» TASK DETAILS: Return every line of the listing below as a JSON list of strings, one string per line, leaving out any blank lines.

>> begin SOURCE DATA

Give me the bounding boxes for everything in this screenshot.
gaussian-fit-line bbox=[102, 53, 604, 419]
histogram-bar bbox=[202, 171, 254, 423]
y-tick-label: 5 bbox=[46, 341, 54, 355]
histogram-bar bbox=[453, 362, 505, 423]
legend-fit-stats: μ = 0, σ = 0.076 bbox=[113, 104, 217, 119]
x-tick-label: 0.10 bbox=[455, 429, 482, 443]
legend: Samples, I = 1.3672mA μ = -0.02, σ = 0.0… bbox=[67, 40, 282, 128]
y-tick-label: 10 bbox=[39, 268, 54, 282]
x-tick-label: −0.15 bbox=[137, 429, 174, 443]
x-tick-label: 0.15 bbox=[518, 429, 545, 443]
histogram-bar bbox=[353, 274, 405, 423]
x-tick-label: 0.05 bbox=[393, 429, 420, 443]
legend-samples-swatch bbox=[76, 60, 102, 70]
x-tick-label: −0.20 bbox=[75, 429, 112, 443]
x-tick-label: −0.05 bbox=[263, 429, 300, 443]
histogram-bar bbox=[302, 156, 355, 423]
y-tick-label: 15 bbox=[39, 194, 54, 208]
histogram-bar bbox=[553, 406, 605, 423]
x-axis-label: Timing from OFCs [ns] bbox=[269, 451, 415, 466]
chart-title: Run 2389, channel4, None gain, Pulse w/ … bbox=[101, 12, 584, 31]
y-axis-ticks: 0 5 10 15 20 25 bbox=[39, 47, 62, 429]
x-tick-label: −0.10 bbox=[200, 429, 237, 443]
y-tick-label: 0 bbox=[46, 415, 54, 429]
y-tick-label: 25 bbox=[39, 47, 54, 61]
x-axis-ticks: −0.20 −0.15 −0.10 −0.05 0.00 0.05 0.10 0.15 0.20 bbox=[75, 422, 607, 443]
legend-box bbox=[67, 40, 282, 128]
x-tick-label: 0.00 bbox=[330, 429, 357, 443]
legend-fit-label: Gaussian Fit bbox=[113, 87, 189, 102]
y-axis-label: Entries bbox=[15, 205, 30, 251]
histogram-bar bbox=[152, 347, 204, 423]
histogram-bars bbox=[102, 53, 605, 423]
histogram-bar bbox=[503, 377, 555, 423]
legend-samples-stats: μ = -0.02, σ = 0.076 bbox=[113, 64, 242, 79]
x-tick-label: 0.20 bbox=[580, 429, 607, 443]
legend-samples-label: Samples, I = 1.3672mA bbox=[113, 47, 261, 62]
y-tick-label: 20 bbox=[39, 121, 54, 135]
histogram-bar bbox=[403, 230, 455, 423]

>> end SOURCE DATA

» OUTPUT FOR THIS EXERCISE:
[
  "Give me the bounding boxes for everything in this screenshot.",
  "gaussian-fit-line bbox=[102, 53, 604, 419]",
  "histogram-bar bbox=[202, 171, 254, 423]",
  "y-tick-label: 5 bbox=[46, 341, 54, 355]",
  "histogram-bar bbox=[453, 362, 505, 423]",
  "legend-fit-stats: μ = 0, σ = 0.076 bbox=[113, 104, 217, 119]",
  "x-tick-label: 0.10 bbox=[455, 429, 482, 443]",
  "legend: Samples, I = 1.3672mA μ = -0.02, σ = 0.0… bbox=[67, 40, 282, 128]",
  "y-tick-label: 10 bbox=[39, 268, 54, 282]",
  "x-tick-label: −0.15 bbox=[137, 429, 174, 443]",
  "x-tick-label: 0.15 bbox=[518, 429, 545, 443]",
  "histogram-bar bbox=[353, 274, 405, 423]",
  "x-tick-label: 0.05 bbox=[393, 429, 420, 443]",
  "legend-samples-swatch bbox=[76, 60, 102, 70]",
  "x-tick-label: −0.20 bbox=[75, 429, 112, 443]",
  "x-tick-label: −0.05 bbox=[263, 429, 300, 443]",
  "histogram-bar bbox=[302, 156, 355, 423]",
  "y-tick-label: 15 bbox=[39, 194, 54, 208]",
  "histogram-bar bbox=[553, 406, 605, 423]",
  "x-axis-label: Timing from OFCs [ns] bbox=[269, 451, 415, 466]",
  "chart-title: Run 2389, channel4, None gain, Pulse w/ … bbox=[101, 12, 584, 31]",
  "y-axis-ticks: 0 5 10 15 20 25 bbox=[39, 47, 62, 429]",
  "x-tick-label: −0.10 bbox=[200, 429, 237, 443]",
  "y-tick-label: 0 bbox=[46, 415, 54, 429]",
  "y-tick-label: 25 bbox=[39, 47, 54, 61]",
  "x-axis-ticks: −0.20 −0.15 −0.10 −0.05 0.00 0.05 0.10 0.15 0.20 bbox=[75, 422, 607, 443]",
  "legend-box bbox=[67, 40, 282, 128]",
  "x-tick-label: 0.00 bbox=[330, 429, 357, 443]",
  "legend-fit-label: Gaussian Fit bbox=[113, 87, 189, 102]",
  "y-axis-label: Entries bbox=[15, 205, 30, 251]",
  "histogram-bar bbox=[152, 347, 204, 423]",
  "histogram-bars bbox=[102, 53, 605, 423]",
  "histogram-bar bbox=[503, 377, 555, 423]",
  "legend-samples-stats: μ = -0.02, σ = 0.076 bbox=[113, 64, 242, 79]",
  "x-tick-label: 0.20 bbox=[580, 429, 607, 443]",
  "legend-samples-label: Samples, I = 1.3672mA bbox=[113, 47, 261, 62]",
  "y-tick-label: 20 bbox=[39, 121, 54, 135]",
  "histogram-bar bbox=[403, 230, 455, 423]"
]